Relacione todas as pessoas identificadas pelo nome no trecho sobre as negociações entre o Irã e os Estados Unidos.

▶ **TRECHO DO DOCUMENTO**

-- -- --

Na terça-feira (16), o ministro das Relações Exteriores do Irã, Abbas Araghchi, revelou que as negociações com os Estados Unidos a respeito do programa nuclear e das sanções internacionais podem começar ainda esta semana. O início das discussões está previsto para ocorrer após a assinatura de um acordo que visa pôr fim a quase quatro meses de conflitos na região.
A cerimônia de assinatura do memorando de entendimento está agendada para a próxima sexta-feira (19), data em que o presidente dos Estados Unidos, Donald Trump, anunciou que o Estreito de Ormuz será reaberto de forma "completa". Durante a guerra, o bloqueio imposto pelo Irã à passagem de navios nessa rota estratégica interrompeu a exportação de combustíveis do Golfo, resultando em inflação e problemas no abastecimento de fertilizantes e outros produtos.
O acordo entre Washington e Teerã também inclui o início de novas negociações, que devem ocorrer no prazo de 60 dias, para discutir temas mais complexos, como o programa nuclear iraniano e as sanções que afetam o país. Araghchi mencionou que as conversas para um acordo final provavelmente terão início na sexta-feira, em um local que ainda será definido.
A assinatura do documento, que ocorrerá na Suíça, contará com a presença de Mohammad Bagher Ghalibaf, principal negociador iraniano, e do vice-presidente dos EUA, JD Vance. Há a possibilidade de que Donald Trump também participe do evento. Ambos os líderes americanos garantiram a reabertura do Estreito de Ormuz, uma rota que, antes da guerra, era responsável por aproximadamente 20% do comércio global de petróleo e gás.

-- -- --

▶ **LISTAGEM DE DADOS**
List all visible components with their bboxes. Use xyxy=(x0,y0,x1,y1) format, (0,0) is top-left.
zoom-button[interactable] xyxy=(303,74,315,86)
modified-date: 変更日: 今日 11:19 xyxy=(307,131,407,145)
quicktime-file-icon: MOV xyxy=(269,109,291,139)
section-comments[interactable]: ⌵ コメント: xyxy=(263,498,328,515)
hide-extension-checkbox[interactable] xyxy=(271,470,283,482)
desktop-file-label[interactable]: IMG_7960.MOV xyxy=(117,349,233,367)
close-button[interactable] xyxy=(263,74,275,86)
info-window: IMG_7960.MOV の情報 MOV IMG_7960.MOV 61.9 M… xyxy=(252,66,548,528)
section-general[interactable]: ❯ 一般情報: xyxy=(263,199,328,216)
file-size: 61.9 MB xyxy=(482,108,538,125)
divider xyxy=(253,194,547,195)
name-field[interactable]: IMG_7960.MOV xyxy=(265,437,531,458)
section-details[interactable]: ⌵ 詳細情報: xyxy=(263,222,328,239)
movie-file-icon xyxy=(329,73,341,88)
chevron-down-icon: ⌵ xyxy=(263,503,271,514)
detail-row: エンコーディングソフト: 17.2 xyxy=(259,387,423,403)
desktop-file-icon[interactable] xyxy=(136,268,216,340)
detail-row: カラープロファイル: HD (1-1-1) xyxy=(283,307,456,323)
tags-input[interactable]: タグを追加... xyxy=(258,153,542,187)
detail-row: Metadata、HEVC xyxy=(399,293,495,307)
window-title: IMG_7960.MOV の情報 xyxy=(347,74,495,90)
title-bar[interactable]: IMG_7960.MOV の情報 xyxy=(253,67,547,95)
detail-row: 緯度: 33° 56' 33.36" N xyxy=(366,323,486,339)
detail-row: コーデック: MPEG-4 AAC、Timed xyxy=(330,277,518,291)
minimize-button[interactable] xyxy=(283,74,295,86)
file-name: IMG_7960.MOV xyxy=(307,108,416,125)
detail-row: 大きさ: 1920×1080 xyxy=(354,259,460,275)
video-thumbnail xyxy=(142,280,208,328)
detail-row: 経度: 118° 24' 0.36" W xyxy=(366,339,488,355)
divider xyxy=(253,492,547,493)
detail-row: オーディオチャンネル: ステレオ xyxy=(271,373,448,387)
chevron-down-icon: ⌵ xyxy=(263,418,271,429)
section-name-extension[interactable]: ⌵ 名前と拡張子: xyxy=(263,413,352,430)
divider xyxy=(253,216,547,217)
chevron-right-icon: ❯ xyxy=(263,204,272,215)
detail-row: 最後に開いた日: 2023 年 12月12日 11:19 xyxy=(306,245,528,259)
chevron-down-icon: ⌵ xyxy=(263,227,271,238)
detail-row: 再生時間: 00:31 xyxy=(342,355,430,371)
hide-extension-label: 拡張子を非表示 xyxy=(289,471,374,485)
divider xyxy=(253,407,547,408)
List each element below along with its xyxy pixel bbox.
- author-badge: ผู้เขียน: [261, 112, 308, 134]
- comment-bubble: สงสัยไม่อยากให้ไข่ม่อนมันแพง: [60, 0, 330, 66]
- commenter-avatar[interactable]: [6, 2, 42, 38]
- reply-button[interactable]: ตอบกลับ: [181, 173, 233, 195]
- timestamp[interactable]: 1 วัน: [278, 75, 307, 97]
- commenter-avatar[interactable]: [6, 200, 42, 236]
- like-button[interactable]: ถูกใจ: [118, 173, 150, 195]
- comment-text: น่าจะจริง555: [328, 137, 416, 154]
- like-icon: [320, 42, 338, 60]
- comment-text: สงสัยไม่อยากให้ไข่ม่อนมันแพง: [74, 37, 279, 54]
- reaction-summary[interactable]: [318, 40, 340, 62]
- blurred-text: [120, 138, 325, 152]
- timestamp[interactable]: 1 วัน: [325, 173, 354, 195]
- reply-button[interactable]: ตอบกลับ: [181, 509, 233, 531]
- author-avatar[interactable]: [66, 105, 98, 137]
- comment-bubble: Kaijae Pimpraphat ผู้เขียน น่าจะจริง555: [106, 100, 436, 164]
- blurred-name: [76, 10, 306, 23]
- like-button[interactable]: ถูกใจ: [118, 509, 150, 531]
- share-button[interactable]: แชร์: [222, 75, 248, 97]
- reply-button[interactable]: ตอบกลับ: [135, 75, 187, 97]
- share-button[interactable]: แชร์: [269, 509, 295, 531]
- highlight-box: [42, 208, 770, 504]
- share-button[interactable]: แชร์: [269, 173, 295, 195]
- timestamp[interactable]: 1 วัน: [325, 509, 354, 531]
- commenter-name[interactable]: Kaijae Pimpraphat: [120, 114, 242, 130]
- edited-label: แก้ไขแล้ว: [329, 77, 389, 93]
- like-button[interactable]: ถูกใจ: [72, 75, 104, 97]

-- -- --

▶ **RESOLUÇÃO DETALHADA**
Abbas Araghchi; Donald Trump; Mohammad Bagher Ghalibaf; JD Vance.